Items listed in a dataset
==============================

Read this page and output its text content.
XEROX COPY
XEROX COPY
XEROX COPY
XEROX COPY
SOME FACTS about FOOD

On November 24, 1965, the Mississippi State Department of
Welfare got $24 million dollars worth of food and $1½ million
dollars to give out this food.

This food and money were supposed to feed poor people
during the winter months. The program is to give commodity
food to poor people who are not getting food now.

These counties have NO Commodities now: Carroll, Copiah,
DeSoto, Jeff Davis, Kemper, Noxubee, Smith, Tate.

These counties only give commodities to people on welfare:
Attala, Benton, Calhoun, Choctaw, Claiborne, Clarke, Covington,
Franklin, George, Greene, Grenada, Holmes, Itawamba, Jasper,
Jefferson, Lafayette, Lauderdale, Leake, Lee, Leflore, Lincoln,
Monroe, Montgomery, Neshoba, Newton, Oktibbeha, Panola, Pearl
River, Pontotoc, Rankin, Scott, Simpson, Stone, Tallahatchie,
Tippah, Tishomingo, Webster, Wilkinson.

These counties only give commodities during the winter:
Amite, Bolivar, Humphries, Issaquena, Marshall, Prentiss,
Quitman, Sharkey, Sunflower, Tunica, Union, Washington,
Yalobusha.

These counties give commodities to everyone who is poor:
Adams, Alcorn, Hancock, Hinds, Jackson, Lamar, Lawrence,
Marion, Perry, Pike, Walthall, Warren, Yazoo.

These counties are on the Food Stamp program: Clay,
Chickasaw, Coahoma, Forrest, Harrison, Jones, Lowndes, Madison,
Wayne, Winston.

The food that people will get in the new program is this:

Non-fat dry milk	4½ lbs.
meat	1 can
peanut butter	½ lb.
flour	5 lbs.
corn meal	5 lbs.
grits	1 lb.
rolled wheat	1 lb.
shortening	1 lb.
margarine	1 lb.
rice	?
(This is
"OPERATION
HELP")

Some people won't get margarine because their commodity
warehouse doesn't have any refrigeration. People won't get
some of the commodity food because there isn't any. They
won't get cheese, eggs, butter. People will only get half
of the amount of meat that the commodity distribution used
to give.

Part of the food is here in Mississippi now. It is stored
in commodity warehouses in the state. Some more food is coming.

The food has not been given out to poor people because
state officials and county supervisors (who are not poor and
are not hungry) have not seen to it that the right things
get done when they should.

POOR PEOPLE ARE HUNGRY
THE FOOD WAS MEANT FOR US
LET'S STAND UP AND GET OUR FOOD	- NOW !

==============================

Exercise directions
Exact output of every entry is required.

Task result
Read this page and output its text content.
XEROX COPY
XEROX COPY
XEROX COPY
XEROX COPY
SOME FACTS about FOOD

On November 24, 1965, the Mississippi State Department of
Welfare got $24 million dollars worth of food and $1½ million
dollars to give out this food.

This food and money were supposed to feed poor people
during the winter months. The program is to give commodity
food to poor people who are not getting food now.

These counties have NO Commodities now: Carroll, Copiah,
DeSoto, Jeff Davis, Kemper, Noxubee, Smith, Tate.

These counties only give commodities to people on welfare:
Attala, Benton, Calhoun, Choctaw, Claiborne, Clarke, Covington,
Franklin, George, Greene, Grenada, Holmes, Itawamba, Jasper,
Jefferson, Lafayette, Lauderdale, Leake, Lee, Leflore, Lincoln,
Monroe, Montgomery, Neshoba, Newton, Oktibbeha, Panola, Pearl
River, Pontotoc, Rankin, Scott, Simpson, Stone, Tallahatchie,
Tippah, Tishomingo, Webster, Wilkinson.

These counties only give commodities during the winter:
Amite, Bolivar, Humphries, Issaquena, Marshall, Prentiss,
Quitman, Sharkey, Sunflower, Tunica, Union, Washington,
Yalobusha.

These counties give commodities to everyone who is poor:
Adams, Alcorn, Hancock, Hinds, Jackson, Lamar, Lawrence,
Marion, Perry, Pike, Walthall, Warren, Yazoo.

These counties are on the Food Stamp program: Clay,
Chickasaw, Coahoma, Forrest, Harrison, Jones, Lowndes, Madison,
Wayne, Winston.

The food that people will get in the new program is this:

Non-fat dry milk	4½ lbs.
meat	1 can
peanut butter	½ lb.
flour	5 lbs.
corn meal	5 lbs.
grits	1 lb.
rolled wheat	1 lb.
shortening	1 lb.
margarine	1 lb.
rice	?
(This is
"OPERATION
HELP")

Some people won't get margarine because their commodity
warehouse doesn't have any refrigeration. People won't get
some of the commodity food because there isn't any. They
won't get cheese, eggs, butter. People will only get half
of the amount of meat that the commodity distribution used
to give.

Part of the food is here in Mississippi now. It is stored
in commodity warehouses in the state. Some more food is coming.

The food has not been given out to poor people because
state officials and county supervisors (who are not poor and
are not hungry) have not seen to it that the right things
get done when they should.

POOR PEOPLE ARE HUNGRY
THE FOOD WAS MEANT FOR US
LET'S STAND UP AND GET OUR FOOD	- NOW !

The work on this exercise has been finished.